What is asked: Would you return the complete listing below word for word?

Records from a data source
____________________
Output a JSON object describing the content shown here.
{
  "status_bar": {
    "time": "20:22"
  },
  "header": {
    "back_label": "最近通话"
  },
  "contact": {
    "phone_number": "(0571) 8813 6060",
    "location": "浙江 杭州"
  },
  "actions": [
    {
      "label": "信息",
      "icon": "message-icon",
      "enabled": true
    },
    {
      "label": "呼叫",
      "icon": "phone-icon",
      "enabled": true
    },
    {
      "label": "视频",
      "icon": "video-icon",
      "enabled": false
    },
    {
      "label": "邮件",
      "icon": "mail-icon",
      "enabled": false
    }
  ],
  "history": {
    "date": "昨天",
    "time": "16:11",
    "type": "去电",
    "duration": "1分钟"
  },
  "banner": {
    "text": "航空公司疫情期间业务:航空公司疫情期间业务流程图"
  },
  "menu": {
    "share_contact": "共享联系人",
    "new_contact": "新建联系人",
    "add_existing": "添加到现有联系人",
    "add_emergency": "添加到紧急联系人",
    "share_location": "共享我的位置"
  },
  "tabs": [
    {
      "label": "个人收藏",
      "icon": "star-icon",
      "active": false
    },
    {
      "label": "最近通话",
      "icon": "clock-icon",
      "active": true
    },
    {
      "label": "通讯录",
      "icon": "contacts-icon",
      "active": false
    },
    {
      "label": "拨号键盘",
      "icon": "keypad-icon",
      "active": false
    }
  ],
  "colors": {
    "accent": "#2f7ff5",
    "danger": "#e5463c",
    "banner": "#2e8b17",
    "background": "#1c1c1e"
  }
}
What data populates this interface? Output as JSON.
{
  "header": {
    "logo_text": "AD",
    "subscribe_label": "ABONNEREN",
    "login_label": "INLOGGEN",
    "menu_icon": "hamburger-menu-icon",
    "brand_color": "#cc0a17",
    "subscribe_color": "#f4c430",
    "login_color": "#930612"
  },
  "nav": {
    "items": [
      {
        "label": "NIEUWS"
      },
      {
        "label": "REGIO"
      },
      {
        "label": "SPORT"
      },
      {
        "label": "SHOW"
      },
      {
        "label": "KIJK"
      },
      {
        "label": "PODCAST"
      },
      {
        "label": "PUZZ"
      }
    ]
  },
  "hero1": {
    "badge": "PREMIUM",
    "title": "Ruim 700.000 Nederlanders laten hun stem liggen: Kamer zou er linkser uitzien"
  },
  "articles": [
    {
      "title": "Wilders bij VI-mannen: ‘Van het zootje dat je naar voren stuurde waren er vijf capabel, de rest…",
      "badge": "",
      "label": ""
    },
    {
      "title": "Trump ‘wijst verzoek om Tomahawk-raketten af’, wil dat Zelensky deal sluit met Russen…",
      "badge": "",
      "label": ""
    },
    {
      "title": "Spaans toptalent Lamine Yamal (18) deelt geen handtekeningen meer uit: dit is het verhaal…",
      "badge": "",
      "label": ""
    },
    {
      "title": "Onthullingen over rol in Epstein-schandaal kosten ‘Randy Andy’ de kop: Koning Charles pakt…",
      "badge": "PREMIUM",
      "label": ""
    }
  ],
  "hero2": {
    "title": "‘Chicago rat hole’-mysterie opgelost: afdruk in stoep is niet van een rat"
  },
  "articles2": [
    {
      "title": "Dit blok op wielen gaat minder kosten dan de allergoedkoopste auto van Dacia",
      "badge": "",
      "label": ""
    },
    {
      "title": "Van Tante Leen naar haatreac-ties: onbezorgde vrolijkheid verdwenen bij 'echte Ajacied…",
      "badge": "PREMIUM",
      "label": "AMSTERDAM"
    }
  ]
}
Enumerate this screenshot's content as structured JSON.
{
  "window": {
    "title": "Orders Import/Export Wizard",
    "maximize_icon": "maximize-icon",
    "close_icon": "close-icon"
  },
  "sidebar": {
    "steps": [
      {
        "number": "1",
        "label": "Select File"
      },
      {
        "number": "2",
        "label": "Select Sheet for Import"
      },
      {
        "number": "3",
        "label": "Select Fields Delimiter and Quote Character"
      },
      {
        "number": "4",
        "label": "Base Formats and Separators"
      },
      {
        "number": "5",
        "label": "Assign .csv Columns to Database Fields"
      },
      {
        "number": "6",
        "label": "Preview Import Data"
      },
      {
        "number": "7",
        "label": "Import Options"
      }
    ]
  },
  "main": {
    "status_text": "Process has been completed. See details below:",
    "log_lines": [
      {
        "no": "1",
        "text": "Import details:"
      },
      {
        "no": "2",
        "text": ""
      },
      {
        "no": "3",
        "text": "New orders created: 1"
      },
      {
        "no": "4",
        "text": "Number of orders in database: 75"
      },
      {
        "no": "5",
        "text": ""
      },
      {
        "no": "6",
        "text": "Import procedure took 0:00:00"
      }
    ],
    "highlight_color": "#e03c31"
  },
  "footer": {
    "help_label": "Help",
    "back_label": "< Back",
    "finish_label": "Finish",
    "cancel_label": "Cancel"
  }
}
____________________
Result:
Output a JSON object describing the content shown here.
{
  "status_bar": {
    "time": "20:22"
  },
  "header": {
    "back_label": "最近通话"
  },
  "contact": {
    "phone_number": "(0571) 8813 6060",
    "location": "浙江 杭州"
  },
  "actions": [
    {
      "label": "信息",
      "icon": "message-icon",
      "enabled": true
    },
    {
      "label": "呼叫",
      "icon": "phone-icon",
      "enabled": true
    },
    {
      "label": "视频",
      "icon": "video-icon",
      "enabled": false
    },
    {
      "label": "邮件",
      "icon": "mail-icon",
      "enabled": false
    }
  ],
  "history": {
    "date": "昨天",
    "time": "16:11",
    "type": "去电",
    "duration": "1分钟"
  },
  "banner": {
    "text": "航空公司疫情期间业务:航空公司疫情期间业务流程图"
  },
  "menu": {
    "share_contact": "共享联系人",
    "new_contact": "新建联系人",
    "add_existing": "添加到现有联系人",
    "add_emergency": "添加到紧急联系人",
    "share_location": "共享我的位置"
  },
  "tabs": [
    {
      "label": "个人收藏",
      "icon": "star-icon",
      "active": false
    },
    {
      "label": "最近通话",
      "icon": "clock-icon",
      "active": true
    },
    {
      "label": "通讯录",
      "icon": "contacts-icon",
      "active": false
    },
    {
      "label": "拨号键盘",
      "icon": "keypad-icon",
      "active": false
    }
  ],
  "colors": {
    "accent": "#2f7ff5",
    "danger": "#e5463c",
    "banner": "#2e8b17",
    "background": "#1c1c1e"
  }
}
What data populates this interface? Output as JSON.
{
  "header": {
    "logo_text": "AD",
    "subscribe_label": "ABONNEREN",
    "login_label": "INLOGGEN",
    "menu_icon": "hamburger-menu-icon",
    "brand_color": "#cc0a17",
    "subscribe_color": "#f4c430",
    "login_color": "#930612"
  },
  "nav": {
    "items": [
      {
        "label": "NIEUWS"
      },
      {
        "label": "REGIO"
      },
      {
        "label": "SPORT"
      },
      {
        "label": "SHOW"
      },
      {
        "label": "KIJK"
      },
      {
        "label": "PODCAST"
      },
      {
        "label": "PUZZ"
      }
    ]
  },
  "hero1": {
    "badge": "PREMIUM",
    "title": "Ruim 700.000 Nederlanders laten hun stem liggen: Kamer zou er linkser uitzien"
  },
  "articles": [
    {
      "title": "Wilders bij VI-mannen: ‘Van het zootje dat je naar voren stuurde waren er vijf capabel, de rest…",
      "badge": "",
      "label": ""
    },
    {
      "title": "Trump ‘wijst verzoek om Tomahawk-raketten af’, wil dat Zelensky deal sluit met Russen…",
      "badge": "",
      "label": ""
    },
    {
      "title": "Spaans toptalent Lamine Yamal (18) deelt geen handtekeningen meer uit: dit is het verhaal…",
      "badge": "",
      "label": ""
    },
    {
      "title": "Onthullingen over rol in Epstein-schandaal kosten ‘Randy Andy’ de kop: Koning Charles pakt…",
      "badge": "PREMIUM",
      "label": ""
    }
  ],
  "hero2": {
    "title": "‘Chicago rat hole’-mysterie opgelost: afdruk in stoep is niet van een rat"
  },
  "articles2": [
    {
      "title": "Dit blok op wielen gaat minder kosten dan de allergoedkoopste auto van Dacia",
      "badge": "",
      "label": ""
    },
    {
      "title": "Van Tante Leen naar haatreac-ties: onbezorgde vrolijkheid verdwenen bij 'echte Ajacied…",
      "badge": "PREMIUM",
      "label": "AMSTERDAM"
    }
  ]
}
Enumerate this screenshot's content as structured JSON.
{
  "window": {
    "title": "Orders Import/Export Wizard",
    "maximize_icon": "maximize-icon",
    "close_icon": "close-icon"
  },
  "sidebar": {
    "steps": [
      {
        "number": "1",
        "label": "Select File"
      },
      {
        "number": "2",
        "label": "Select Sheet for Import"
      },
      {
        "number": "3",
        "label": "Select Fields Delimiter and Quote Character"
      },
      {
        "number": "4",
        "label": "Base Formats and Separators"
      },
      {
        "number": "5",
        "label": "Assign .csv Columns to Database Fields"
      },
      {
        "number": "6",
        "label": "Preview Import Data"
      },
      {
        "number": "7",
        "label": "Import Options"
      }
    ]
  },
  "main": {
    "status_text": "Process has been completed. See details below:",
    "log_lines": [
      {
        "no": "1",
        "text": "Import details:"
      },
      {
        "no": "2",
        "text": ""
      },
      {
        "no": "3",
        "text": "New orders created: 1"
      },
      {
        "no": "4",
        "text": "Number of orders in database: 75"
      },
      {
        "no": "5",
        "text": ""
      },
      {
        "no": "6",
        "text": "Import procedure took 0:00:00"
      }
    ],
    "highlight_color": "#e03c31"
  },
  "footer": {
    "help_label": "Help",
    "back_label": "< Back",
    "finish_label": "Finish",
    "cancel_label": "Cancel"
  }
}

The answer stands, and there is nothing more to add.